Data shown:
• • • • • • •

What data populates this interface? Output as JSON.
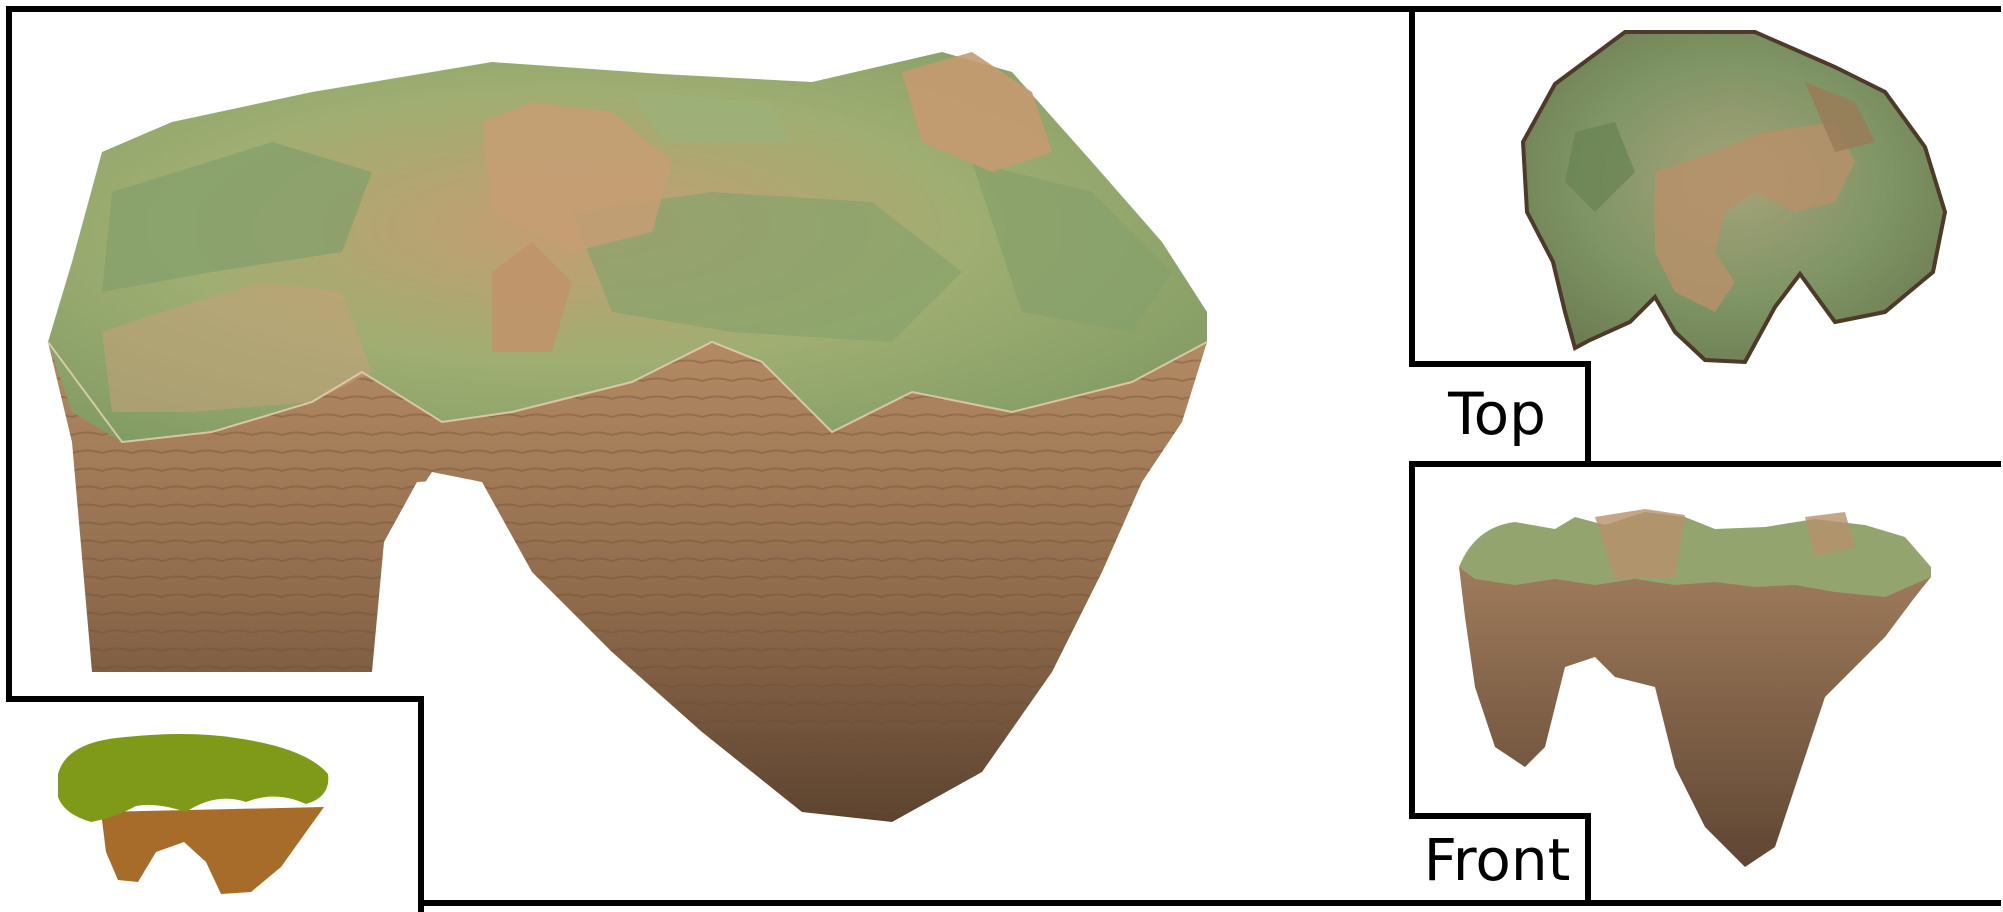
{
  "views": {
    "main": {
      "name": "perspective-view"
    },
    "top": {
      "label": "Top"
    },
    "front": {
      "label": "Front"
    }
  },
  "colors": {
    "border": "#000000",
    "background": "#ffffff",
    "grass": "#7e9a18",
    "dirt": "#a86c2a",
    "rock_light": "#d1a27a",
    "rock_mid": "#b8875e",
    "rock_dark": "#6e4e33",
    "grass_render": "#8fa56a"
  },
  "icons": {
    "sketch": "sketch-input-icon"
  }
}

• • • • • • •

Repeat the material above in full and exactly, omitting the pictures.

Task result:
What data populates this interface? Output as JSON.
{
  "views": {
    "main": {
      "name": "perspective-view"
    },
    "top": {
      "label": "Top"
    },
    "front": {
      "label": "Front"
    }
  },
  "colors": {
    "border": "#000000",
    "background": "#ffffff",
    "grass": "#7e9a18",
    "dirt": "#a86c2a",
    "rock_light": "#d1a27a",
    "rock_mid": "#b8875e",
    "rock_dark": "#6e4e33",
    "grass_render": "#8fa56a"
  },
  "icons": {
    "sketch": "sketch-input-icon"
  }
}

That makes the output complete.